PROBLEM DESCRIPTION: The required answer is every line of the data containing the word "laddutag".

(Transcript entries for document pages)
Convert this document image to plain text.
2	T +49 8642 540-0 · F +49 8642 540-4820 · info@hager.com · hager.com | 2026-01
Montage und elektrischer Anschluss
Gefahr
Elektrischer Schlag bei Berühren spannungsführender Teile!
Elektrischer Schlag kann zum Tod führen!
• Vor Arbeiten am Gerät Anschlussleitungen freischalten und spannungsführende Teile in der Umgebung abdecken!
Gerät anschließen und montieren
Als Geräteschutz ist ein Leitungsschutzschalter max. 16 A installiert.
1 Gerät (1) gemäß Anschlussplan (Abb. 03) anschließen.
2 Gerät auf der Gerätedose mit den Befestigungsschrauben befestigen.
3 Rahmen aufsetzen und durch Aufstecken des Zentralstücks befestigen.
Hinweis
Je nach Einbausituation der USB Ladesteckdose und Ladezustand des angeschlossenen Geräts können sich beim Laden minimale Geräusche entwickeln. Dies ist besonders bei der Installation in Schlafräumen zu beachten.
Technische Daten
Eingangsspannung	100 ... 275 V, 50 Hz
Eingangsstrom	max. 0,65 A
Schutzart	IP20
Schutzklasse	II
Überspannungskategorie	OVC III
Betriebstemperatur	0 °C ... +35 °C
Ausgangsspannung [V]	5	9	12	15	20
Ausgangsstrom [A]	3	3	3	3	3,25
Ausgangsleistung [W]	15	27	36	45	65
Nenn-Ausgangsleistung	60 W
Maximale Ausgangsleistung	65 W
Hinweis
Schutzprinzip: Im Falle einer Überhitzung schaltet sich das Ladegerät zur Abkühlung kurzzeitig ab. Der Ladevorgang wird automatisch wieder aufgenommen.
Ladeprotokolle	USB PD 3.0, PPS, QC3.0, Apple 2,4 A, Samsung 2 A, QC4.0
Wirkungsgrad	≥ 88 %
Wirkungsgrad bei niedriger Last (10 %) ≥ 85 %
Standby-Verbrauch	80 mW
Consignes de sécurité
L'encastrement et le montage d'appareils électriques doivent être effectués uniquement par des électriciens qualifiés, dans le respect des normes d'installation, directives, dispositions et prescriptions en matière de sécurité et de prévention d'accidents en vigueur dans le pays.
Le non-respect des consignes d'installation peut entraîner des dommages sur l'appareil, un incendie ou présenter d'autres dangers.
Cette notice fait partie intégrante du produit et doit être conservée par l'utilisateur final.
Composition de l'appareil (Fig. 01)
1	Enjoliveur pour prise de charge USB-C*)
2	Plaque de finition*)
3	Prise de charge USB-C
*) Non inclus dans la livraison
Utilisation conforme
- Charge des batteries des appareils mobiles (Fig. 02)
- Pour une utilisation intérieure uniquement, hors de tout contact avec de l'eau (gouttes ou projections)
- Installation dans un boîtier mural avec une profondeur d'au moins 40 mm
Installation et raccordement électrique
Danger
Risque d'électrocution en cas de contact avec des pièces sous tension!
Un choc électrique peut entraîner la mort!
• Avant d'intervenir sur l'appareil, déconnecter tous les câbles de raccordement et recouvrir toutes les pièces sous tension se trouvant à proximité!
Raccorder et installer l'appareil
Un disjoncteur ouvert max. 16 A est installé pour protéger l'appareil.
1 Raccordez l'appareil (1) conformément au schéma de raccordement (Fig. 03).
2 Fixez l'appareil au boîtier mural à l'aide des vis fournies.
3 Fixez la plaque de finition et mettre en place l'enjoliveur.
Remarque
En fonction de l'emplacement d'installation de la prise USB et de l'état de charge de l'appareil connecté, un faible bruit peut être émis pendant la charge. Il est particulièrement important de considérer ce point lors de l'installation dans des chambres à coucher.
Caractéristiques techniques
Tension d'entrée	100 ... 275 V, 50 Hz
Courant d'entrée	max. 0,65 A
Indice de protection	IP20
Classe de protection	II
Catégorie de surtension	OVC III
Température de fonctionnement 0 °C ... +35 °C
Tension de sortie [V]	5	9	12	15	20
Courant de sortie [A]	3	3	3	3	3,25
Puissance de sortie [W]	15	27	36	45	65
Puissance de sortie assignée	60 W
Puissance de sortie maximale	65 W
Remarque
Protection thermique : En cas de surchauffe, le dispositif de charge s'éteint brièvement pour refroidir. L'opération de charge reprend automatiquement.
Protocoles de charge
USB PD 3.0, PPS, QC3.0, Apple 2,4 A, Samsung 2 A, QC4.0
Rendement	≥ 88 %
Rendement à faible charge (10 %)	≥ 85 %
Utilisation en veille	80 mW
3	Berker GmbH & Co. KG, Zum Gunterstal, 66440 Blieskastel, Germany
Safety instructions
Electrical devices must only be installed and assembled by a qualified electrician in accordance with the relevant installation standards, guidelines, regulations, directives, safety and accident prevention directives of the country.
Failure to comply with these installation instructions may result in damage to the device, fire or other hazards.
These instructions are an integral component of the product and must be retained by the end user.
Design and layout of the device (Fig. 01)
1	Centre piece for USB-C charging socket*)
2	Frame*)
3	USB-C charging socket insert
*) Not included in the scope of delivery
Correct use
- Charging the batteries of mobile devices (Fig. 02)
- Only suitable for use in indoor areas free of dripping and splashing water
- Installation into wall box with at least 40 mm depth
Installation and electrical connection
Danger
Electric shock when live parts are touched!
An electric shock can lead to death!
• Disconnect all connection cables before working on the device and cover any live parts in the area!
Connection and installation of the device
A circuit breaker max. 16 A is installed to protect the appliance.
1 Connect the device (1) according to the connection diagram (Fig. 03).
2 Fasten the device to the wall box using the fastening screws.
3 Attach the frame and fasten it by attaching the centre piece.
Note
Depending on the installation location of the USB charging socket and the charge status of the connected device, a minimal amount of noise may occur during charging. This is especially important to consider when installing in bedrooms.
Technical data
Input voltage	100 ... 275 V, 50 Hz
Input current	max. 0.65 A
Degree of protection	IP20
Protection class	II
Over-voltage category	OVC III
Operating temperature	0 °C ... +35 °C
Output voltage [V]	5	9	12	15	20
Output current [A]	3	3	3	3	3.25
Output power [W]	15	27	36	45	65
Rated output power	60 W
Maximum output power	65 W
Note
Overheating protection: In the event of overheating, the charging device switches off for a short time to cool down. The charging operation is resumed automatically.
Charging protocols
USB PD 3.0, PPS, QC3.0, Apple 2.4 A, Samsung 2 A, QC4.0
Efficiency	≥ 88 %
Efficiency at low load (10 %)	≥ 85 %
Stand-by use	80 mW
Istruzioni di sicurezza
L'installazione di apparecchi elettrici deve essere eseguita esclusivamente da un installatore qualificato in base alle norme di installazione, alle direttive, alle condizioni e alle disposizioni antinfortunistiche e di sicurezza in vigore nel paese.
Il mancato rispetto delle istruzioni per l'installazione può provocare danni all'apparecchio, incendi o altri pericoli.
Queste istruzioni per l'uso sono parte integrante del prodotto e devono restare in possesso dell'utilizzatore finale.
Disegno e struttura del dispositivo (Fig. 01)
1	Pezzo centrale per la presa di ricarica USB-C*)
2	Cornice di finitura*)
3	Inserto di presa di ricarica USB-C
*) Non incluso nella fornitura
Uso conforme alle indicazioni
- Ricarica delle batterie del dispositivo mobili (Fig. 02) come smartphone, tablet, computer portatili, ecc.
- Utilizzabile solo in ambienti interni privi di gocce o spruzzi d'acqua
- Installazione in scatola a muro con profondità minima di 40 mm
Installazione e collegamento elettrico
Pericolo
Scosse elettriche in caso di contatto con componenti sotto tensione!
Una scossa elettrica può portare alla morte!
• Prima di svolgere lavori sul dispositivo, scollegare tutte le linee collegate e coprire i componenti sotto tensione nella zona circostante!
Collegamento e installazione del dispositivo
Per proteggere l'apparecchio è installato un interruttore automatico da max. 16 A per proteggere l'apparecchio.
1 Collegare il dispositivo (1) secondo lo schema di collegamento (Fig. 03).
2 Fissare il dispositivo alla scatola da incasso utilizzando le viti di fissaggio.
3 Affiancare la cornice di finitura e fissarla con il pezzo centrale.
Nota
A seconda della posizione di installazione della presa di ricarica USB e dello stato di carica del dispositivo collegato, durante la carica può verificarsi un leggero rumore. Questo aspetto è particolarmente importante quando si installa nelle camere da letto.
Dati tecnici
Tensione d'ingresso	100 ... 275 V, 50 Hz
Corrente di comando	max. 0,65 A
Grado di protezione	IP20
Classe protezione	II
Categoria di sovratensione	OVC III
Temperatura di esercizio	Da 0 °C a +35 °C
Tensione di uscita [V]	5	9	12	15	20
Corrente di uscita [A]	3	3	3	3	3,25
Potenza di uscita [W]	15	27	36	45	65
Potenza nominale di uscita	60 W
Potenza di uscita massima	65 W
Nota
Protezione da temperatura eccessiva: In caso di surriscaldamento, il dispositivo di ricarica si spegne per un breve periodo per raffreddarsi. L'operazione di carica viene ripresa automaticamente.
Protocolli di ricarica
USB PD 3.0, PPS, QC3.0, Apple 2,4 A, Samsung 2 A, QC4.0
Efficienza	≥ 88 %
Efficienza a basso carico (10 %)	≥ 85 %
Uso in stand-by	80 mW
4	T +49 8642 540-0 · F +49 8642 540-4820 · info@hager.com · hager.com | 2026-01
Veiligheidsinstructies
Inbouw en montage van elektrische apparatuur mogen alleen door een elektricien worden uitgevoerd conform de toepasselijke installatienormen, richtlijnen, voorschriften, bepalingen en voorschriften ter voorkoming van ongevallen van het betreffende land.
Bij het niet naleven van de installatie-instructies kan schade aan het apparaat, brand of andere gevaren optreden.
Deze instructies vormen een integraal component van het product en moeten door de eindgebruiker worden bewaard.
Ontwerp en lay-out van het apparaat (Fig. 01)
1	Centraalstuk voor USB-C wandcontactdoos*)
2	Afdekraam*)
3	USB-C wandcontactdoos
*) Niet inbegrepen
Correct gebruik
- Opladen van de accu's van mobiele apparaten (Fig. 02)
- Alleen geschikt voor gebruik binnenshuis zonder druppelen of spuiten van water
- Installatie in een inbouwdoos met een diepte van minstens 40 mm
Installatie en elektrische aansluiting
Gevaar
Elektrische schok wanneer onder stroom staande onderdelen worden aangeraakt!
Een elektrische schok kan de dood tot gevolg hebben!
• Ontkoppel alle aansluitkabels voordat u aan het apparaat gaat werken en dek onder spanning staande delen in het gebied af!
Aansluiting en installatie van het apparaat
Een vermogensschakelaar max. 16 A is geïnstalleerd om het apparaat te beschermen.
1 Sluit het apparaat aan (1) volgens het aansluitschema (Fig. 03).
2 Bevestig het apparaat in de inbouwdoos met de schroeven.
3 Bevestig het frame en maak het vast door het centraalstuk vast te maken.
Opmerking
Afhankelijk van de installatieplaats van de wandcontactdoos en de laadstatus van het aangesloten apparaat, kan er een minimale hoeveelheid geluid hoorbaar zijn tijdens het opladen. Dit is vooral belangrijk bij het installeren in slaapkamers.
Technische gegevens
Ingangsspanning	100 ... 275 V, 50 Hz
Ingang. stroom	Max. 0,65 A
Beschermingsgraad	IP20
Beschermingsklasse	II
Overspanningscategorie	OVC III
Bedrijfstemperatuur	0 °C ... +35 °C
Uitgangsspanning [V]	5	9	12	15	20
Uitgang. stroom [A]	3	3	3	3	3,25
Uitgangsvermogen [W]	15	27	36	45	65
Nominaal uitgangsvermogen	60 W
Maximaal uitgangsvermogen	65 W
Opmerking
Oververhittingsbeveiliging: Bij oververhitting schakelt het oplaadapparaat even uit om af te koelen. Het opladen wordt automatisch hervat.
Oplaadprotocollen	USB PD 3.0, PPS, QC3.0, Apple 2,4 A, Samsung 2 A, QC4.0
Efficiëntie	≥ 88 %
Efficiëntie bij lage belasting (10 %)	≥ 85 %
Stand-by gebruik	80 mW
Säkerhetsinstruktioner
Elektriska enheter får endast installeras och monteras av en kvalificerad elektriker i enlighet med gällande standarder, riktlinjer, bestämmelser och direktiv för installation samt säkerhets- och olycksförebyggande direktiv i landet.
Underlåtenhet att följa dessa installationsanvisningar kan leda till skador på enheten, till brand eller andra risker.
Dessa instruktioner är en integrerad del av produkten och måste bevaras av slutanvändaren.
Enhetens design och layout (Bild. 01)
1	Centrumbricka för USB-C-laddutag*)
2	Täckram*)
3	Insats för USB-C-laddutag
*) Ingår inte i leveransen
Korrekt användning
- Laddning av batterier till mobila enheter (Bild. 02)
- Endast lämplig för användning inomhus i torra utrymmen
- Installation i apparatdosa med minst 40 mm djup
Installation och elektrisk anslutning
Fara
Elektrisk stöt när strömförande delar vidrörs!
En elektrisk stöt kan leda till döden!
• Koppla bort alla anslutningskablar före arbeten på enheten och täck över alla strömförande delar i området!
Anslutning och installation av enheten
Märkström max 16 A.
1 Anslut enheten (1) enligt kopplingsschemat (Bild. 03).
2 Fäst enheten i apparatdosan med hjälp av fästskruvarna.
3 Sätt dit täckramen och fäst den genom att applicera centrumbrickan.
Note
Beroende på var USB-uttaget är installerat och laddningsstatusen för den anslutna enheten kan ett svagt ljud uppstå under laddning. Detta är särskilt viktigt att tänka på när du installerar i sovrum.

RESPONSE TO THIS TASK:
1	Centrumbricka för USB-C-laddutag*)
3	Insats för USB-C-laddutag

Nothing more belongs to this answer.